**Page text:**
•••
Time to learn
By Zeeshan Haque, UK
I am an optimistic Pakistani. This is not because of the election agenda
of any particular political party nor is it because of a healthy increase
in our foreign exchange reserves. Successful testing of ballistic missiles
and a rising stock market are also not the justification. The reason
is simple. One of our neighbours has successfully instigated a development
plan that is bringing more positive news coverage to the region than
any action by Pakistan and India combined. I am of course referring
to Sri Lanka.
Pakistan has been affected by its ongoing dispute with India. Sri Lanka
has faced turbulent times because of domestic ethnic conflict. Past
governments of both nations have promised peace, but failed to deliver.
Trickles of foreign investment have been seen, only to disappear because
of political and economic uncertainty. Corruption, greed and unfulfilled
potential have been widely used terms by the developed countries to
describe the region as a whole. And the similarities end here. At least
Pakistan has tried to establish itself as a military might, Sri Lanka
has decided to invest in peace literally. The Sri Lankan government
has astutely realised that it is only after political stability and
the removal of internal conflict that a nation will truly prosper. Having
lost 64,000 lives, the nation is ready to rebuild. Pakistan on the other
hand, is adamant that it will win - to win sovereignty for the people
of Kashmir. Unfortunately in the process, it might lose itself.
The difference in perception stems from leadership. Ranil Wickremesinghe
and Pervaiz Musharraf are both seasoned individuals fighting against
competition to retain power and vying for constitutional amendments.
The General wants to install an autocratic framework while the Sri Lankan
leader wants to remove it. The Pakistani government has built supposed
credibility by joining the global coalition in the war against terrorism.
In return they demand concessions in debt repayment. The Sri Lankans
have shown their intentions by commencing a process to bring peace to
the country. As a consequence, they want to attract foreign investment.
Ranil Wickremesinghe is bringing young talent to his cabinet. General
Musharraf is resisting the winds of change by believing in ageing technocrats.
Pakistan is stagnating, if not deteriorating, despite the early promise
shown by the present leadership. The Sri Lankan government is going
from strength to strength by promoting the country and its investment
potential. The New York Invest In Peace conference, which
received global coverage, is just one example of the Sri Lankan governments
ability to deliver and then to market its achievements. Unfortunately,
learning from precedents set in the past, the Pakistani leadership has
continued the tradition of providing exemplary excuses for its failures.
In the current global economic climate, Sri Lanka has moved swiftly
after realising South Asias limited correlation to the global
markets. The flight of capital from major stock indices has created
an opportunity to attract surplus capital from the west both in the
form of direct foreign investment and portfolio investment. With elaborate
privatisation plans of state owned assets and development of the national
stock exchanges, Ranil Wickremesinghes government has succeeded
in creating the initial interest among international investors. By combining
this with healthy developments in the peace process, which is the foundation
upon which international interest is built, the government has reached
a global audience.
•••
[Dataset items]
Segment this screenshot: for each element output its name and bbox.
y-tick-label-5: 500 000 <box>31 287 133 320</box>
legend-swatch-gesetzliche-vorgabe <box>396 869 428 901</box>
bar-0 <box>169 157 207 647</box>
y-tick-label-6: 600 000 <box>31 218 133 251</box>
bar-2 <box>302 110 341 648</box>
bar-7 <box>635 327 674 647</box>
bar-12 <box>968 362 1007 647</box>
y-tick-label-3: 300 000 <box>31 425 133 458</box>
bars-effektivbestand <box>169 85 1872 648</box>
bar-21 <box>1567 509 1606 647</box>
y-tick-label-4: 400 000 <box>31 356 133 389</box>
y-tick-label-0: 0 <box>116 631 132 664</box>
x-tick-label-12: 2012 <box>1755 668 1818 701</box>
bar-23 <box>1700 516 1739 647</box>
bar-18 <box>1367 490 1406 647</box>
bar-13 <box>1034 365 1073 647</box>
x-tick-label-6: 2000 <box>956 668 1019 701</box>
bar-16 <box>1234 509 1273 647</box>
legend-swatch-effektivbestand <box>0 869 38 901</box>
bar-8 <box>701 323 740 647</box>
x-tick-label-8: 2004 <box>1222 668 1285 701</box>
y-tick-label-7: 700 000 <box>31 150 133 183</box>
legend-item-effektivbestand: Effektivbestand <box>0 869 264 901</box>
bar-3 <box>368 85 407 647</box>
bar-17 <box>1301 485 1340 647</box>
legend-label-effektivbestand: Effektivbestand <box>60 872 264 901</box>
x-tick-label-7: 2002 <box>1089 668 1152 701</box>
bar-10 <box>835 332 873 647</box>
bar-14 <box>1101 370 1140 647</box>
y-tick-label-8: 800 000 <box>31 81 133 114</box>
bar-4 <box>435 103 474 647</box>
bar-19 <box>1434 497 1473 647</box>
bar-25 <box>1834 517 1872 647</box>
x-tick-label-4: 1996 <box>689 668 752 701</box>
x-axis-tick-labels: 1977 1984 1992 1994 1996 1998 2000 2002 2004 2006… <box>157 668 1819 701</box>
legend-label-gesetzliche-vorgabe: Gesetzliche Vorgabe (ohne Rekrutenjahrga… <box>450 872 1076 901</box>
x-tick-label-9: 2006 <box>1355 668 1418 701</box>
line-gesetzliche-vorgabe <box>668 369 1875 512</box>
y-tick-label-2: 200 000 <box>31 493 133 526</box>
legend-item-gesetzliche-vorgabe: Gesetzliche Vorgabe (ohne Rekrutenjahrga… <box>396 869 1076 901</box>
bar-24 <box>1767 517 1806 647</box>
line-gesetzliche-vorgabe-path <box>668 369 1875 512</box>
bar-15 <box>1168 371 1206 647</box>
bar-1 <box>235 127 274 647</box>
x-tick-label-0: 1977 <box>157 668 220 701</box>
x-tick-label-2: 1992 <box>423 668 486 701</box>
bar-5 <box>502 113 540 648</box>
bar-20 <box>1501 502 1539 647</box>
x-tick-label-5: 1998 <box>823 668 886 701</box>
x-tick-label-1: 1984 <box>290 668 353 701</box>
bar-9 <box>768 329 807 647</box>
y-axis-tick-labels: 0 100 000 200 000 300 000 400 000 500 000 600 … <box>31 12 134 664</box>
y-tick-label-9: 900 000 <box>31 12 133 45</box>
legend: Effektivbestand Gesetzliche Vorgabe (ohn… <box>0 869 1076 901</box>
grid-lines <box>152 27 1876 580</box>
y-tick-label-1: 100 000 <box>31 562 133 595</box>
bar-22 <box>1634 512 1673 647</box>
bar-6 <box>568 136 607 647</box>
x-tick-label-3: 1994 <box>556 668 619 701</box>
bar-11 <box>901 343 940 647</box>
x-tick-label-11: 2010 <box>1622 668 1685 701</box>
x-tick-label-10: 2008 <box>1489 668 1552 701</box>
•••
**About this exercise:**
Answer these questions from the article comparing Pakistan and Sri Lanka:
1. How many lives has Sri Lanka lost?
2. In return for joining the global coalition against terrorism, what does the Pakistani government demand?
3. Which conference is offered as one example of the Sri Lankan government's ability to deliver and market its achievements?
The dataset items aren't needed for this.

**Written response:**
1. 64,000
2. Concessions in debt repayment
3. The New York Invest In Peace conference